(Dataset records)

---*---

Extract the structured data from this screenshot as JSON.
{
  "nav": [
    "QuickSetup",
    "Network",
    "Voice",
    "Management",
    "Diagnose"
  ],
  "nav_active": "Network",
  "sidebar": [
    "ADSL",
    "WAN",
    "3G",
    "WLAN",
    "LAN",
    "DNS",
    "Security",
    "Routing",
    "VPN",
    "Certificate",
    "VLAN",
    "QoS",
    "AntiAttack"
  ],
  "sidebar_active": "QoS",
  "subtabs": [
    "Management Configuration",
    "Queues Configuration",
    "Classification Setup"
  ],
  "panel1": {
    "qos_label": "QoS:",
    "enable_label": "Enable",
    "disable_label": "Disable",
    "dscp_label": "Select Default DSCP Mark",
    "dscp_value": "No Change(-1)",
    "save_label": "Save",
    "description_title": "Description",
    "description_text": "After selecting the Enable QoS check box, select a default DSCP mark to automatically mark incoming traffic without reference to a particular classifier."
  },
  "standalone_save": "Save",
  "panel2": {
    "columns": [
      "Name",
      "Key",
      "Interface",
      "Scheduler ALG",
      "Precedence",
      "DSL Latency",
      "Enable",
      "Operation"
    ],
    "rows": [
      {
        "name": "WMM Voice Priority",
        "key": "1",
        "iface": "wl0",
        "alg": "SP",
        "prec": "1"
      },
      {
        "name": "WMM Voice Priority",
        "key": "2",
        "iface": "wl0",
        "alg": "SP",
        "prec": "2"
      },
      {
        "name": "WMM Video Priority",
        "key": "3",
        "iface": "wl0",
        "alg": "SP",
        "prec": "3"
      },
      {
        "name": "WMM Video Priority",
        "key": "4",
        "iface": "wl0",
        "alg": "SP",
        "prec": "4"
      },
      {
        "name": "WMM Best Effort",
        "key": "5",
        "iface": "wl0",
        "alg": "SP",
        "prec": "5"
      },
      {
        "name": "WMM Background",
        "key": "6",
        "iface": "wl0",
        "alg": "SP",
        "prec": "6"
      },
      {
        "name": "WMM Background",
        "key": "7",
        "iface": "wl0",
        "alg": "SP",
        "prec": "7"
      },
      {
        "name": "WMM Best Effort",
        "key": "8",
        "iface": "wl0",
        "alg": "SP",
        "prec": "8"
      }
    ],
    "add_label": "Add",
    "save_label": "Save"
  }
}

---*---

**EXERCISE PROMPT**
Copy out each line of the entries that holds "Configuration".

**THE COMPLETED TASK**
    "Management Configuration",
    "Queues Configuration",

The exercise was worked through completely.